[start]

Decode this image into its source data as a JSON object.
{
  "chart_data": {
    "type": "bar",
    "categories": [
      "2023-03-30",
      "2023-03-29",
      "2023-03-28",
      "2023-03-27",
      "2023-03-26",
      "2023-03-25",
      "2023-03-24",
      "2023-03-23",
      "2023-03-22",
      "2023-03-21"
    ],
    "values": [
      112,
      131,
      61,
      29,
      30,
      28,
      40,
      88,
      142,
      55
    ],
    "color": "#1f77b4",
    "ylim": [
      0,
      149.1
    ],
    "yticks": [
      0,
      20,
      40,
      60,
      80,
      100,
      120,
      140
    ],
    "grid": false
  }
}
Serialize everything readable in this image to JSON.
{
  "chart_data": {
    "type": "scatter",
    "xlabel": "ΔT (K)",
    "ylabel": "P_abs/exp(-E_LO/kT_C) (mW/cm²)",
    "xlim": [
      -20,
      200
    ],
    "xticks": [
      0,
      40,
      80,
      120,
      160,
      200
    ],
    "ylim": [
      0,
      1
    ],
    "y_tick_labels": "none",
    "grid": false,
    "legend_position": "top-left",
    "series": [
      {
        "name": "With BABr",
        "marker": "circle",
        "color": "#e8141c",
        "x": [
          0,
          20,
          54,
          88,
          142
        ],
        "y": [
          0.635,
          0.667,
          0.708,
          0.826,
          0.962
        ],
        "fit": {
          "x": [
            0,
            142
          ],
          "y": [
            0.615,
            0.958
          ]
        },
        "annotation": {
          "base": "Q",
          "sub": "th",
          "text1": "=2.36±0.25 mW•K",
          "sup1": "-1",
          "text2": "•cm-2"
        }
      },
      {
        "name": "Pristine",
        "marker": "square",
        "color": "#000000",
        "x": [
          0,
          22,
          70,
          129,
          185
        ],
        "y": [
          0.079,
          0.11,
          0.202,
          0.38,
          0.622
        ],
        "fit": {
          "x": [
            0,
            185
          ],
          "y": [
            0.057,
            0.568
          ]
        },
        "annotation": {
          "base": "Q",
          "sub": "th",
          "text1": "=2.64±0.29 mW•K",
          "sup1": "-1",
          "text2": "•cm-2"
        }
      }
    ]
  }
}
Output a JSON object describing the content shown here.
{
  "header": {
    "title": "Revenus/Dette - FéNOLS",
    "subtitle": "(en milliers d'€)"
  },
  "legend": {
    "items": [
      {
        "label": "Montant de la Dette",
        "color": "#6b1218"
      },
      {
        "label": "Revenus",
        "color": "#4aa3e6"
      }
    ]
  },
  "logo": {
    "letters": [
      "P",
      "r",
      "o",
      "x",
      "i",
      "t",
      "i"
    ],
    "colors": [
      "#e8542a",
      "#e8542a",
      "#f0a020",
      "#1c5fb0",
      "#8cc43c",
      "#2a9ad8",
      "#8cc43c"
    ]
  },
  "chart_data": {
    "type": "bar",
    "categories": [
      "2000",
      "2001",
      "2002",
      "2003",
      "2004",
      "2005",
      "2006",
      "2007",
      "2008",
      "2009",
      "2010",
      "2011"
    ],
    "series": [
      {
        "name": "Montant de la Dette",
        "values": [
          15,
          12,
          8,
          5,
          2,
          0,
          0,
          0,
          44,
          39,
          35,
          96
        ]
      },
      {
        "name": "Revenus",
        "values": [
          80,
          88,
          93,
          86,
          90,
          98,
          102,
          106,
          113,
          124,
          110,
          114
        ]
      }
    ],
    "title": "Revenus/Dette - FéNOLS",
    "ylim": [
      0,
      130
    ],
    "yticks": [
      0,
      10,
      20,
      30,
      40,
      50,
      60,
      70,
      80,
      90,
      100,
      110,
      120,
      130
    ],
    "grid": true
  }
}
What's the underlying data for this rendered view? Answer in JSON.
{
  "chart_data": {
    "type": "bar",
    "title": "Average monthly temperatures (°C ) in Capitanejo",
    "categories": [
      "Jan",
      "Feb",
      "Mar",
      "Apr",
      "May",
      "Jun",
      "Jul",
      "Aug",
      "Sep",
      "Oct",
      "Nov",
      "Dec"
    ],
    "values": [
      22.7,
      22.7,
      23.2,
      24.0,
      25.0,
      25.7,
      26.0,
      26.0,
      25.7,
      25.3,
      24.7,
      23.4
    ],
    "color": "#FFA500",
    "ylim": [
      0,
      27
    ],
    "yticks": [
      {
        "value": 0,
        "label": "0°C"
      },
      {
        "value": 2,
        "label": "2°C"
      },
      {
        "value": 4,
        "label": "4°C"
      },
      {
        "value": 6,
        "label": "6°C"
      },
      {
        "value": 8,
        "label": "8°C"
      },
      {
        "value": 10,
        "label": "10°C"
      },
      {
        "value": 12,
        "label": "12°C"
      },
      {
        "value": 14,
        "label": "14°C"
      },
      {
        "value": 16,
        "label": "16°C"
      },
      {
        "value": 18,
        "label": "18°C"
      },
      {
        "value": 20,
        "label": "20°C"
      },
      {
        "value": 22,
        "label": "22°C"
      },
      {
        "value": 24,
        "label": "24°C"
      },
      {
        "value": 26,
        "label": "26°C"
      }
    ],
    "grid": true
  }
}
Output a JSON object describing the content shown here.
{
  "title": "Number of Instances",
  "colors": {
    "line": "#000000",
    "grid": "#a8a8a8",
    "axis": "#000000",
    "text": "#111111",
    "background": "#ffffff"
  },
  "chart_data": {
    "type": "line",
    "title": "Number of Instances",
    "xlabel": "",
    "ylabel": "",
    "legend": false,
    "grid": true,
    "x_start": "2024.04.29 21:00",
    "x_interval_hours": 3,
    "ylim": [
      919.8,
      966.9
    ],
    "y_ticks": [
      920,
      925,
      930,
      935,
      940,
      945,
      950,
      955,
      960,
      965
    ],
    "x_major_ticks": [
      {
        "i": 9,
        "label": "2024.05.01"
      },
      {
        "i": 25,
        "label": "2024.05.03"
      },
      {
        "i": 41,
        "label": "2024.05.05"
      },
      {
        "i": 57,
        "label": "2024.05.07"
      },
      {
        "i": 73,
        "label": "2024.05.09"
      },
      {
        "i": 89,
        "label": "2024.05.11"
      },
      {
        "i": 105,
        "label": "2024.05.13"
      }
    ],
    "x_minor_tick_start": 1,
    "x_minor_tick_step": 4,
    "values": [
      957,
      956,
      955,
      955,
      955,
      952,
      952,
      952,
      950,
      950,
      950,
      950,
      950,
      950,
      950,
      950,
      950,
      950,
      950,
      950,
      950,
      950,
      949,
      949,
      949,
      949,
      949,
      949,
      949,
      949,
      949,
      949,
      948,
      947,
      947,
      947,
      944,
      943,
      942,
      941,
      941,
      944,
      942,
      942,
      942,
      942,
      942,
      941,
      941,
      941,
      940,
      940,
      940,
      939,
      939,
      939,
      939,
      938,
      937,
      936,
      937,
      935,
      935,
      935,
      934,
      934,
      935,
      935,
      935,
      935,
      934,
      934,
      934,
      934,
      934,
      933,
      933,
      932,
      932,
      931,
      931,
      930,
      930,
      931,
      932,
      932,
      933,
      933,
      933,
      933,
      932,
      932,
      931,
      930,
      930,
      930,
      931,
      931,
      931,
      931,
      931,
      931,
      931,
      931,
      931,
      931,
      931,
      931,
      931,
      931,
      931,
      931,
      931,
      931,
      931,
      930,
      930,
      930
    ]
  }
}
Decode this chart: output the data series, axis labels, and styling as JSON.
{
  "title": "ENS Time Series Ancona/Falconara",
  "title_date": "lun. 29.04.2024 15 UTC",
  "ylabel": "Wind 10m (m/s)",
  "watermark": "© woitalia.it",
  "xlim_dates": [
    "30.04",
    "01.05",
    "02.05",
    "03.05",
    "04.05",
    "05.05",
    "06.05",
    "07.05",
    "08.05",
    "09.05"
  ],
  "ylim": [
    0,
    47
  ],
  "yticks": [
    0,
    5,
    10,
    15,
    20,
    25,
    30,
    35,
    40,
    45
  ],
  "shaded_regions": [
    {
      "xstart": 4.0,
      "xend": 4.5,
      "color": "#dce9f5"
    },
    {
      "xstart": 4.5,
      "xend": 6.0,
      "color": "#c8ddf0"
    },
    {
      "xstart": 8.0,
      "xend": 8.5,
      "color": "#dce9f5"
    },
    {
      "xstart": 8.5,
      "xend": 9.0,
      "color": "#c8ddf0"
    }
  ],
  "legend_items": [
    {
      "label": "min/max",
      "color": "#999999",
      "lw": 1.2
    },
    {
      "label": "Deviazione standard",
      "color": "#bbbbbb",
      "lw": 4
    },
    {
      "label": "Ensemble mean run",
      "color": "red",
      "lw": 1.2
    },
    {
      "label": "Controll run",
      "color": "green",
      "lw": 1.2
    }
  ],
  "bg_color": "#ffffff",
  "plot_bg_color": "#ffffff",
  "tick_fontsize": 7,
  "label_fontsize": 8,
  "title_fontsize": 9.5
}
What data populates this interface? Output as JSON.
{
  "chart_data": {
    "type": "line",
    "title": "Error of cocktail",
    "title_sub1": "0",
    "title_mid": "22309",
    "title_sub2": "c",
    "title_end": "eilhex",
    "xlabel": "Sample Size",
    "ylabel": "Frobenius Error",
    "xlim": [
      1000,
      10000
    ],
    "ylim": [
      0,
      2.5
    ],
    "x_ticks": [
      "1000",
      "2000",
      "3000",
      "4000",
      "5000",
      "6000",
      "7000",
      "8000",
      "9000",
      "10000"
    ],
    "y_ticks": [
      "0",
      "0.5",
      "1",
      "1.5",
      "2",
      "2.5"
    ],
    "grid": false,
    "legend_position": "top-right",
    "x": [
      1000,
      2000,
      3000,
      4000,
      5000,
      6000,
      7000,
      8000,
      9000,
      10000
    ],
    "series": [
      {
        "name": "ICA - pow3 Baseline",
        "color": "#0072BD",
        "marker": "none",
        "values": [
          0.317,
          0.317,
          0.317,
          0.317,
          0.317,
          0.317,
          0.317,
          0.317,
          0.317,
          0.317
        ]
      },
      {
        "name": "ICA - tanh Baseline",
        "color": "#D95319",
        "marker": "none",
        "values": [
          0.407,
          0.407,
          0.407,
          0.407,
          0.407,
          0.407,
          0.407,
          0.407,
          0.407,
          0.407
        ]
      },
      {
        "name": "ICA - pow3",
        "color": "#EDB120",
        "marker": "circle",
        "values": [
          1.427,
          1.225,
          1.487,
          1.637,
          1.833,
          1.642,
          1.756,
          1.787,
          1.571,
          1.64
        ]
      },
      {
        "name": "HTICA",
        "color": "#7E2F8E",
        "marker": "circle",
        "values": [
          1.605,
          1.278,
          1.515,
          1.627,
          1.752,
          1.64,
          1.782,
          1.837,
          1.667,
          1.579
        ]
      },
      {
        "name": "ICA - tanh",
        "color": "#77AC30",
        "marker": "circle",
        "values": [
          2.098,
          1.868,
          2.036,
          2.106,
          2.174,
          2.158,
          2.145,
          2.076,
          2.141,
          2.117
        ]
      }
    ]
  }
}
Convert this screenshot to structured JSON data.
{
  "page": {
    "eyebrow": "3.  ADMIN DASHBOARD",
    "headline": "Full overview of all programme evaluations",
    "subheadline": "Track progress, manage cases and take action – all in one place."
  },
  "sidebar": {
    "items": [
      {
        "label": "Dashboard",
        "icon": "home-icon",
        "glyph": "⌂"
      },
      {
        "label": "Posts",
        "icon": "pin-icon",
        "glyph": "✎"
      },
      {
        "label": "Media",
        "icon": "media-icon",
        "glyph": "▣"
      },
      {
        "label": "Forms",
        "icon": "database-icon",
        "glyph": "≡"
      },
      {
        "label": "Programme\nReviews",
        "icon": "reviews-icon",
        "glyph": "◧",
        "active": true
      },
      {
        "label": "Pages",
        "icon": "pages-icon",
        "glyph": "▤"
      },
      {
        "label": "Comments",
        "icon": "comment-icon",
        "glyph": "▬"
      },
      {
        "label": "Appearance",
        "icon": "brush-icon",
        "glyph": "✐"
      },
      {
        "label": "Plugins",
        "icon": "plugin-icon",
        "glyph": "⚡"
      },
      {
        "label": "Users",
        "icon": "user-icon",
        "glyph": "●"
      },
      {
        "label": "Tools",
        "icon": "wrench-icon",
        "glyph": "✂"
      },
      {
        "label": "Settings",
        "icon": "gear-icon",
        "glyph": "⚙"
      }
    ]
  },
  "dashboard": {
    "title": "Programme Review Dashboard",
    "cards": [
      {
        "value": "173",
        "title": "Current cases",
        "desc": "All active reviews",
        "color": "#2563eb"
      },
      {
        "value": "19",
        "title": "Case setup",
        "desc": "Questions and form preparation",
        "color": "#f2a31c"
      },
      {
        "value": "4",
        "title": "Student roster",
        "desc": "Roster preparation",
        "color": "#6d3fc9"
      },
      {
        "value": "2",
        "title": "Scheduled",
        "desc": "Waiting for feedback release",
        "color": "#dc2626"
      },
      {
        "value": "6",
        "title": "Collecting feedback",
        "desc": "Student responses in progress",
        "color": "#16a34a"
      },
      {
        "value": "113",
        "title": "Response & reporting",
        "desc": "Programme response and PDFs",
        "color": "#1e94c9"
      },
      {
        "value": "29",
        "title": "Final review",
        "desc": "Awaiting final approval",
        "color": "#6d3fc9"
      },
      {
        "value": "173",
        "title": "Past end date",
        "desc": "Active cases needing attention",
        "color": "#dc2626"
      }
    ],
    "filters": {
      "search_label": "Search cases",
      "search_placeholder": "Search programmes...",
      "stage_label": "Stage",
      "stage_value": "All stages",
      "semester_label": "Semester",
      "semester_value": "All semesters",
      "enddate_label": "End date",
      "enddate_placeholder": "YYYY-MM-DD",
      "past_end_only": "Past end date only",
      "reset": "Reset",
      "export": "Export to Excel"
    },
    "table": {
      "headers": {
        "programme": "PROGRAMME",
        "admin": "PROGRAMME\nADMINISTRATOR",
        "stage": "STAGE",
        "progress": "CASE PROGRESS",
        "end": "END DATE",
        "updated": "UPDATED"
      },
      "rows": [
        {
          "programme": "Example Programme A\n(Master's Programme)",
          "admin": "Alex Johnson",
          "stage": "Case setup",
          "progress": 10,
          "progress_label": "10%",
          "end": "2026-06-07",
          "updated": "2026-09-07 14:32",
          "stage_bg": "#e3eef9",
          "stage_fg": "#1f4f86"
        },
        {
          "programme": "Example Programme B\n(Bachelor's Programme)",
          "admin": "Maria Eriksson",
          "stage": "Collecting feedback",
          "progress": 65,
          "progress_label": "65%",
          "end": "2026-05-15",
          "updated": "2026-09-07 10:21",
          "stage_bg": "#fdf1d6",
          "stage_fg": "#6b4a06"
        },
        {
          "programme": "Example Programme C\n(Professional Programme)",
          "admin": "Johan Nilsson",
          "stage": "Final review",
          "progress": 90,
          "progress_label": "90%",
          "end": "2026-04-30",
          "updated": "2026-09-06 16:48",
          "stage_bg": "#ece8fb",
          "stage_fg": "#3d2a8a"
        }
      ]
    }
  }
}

[end]

### DIRECTIVE
Search the records for the word "Collecting" and copy every line where it occurs.

### FINISHED ANSWER
        "title": "Collecting feedback",
          "stage": "Collecting feedback",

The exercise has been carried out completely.